▸ **Data rows**
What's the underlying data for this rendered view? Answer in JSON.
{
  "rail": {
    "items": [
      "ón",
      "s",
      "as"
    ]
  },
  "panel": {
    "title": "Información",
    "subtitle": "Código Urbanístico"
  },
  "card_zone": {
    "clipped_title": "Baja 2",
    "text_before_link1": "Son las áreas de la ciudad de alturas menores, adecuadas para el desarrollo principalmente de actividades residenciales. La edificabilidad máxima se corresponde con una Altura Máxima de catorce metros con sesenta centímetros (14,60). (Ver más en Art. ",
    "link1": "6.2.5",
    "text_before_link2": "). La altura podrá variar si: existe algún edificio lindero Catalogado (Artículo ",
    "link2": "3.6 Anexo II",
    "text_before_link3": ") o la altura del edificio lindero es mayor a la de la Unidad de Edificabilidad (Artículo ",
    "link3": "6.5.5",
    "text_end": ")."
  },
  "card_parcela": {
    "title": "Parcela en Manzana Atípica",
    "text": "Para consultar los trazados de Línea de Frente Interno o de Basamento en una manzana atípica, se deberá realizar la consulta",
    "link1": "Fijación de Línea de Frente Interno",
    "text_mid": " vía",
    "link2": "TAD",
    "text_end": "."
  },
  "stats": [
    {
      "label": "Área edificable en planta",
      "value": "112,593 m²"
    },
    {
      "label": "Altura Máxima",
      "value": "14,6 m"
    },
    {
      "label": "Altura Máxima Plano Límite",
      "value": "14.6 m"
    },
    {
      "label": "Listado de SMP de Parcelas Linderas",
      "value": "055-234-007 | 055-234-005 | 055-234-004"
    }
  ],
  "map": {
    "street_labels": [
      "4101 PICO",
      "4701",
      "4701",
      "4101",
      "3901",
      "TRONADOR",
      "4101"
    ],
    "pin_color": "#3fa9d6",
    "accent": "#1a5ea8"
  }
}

▸ **Your objective**
Retype all the material above precisely, with no line left out.

▸ **Result**
What's the underlying data for this rendered view? Answer in JSON.
{
  "rail": {
    "items": [
      "ón",
      "s",
      "as"
    ]
  },
  "panel": {
    "title": "Información",
    "subtitle": "Código Urbanístico"
  },
  "card_zone": {
    "clipped_title": "Baja 2",
    "text_before_link1": "Son las áreas de la ciudad de alturas menores, adecuadas para el desarrollo principalmente de actividades residenciales. La edificabilidad máxima se corresponde con una Altura Máxima de catorce metros con sesenta centímetros (14,60). (Ver más en Art. ",
    "link1": "6.2.5",
    "text_before_link2": "). La altura podrá variar si: existe algún edificio lindero Catalogado (Artículo ",
    "link2": "3.6 Anexo II",
    "text_before_link3": ") o la altura del edificio lindero es mayor a la de la Unidad de Edificabilidad (Artículo ",
    "link3": "6.5.5",
    "text_end": ")."
  },
  "card_parcela": {
    "title": "Parcela en Manzana Atípica",
    "text": "Para consultar los trazados de Línea de Frente Interno o de Basamento en una manzana atípica, se deberá realizar la consulta",
    "link1": "Fijación de Línea de Frente Interno",
    "text_mid": " vía",
    "link2": "TAD",
    "text_end": "."
  },
  "stats": [
    {
      "label": "Área edificable en planta",
      "value": "112,593 m²"
    },
    {
      "label": "Altura Máxima",
      "value": "14,6 m"
    },
    {
      "label": "Altura Máxima Plano Límite",
      "value": "14.6 m"
    },
    {
      "label": "Listado de SMP de Parcelas Linderas",
      "value": "055-234-007 | 055-234-005 | 055-234-004"
    }
  ],
  "map": {
    "street_labels": [
      "4101 PICO",
      "4701",
      "4701",
      "4101",
      "3901",
      "TRONADOR",
      "4101"
    ],
    "pin_color": "#3fa9d6",
    "accent": "#1a5ea8"
  }
}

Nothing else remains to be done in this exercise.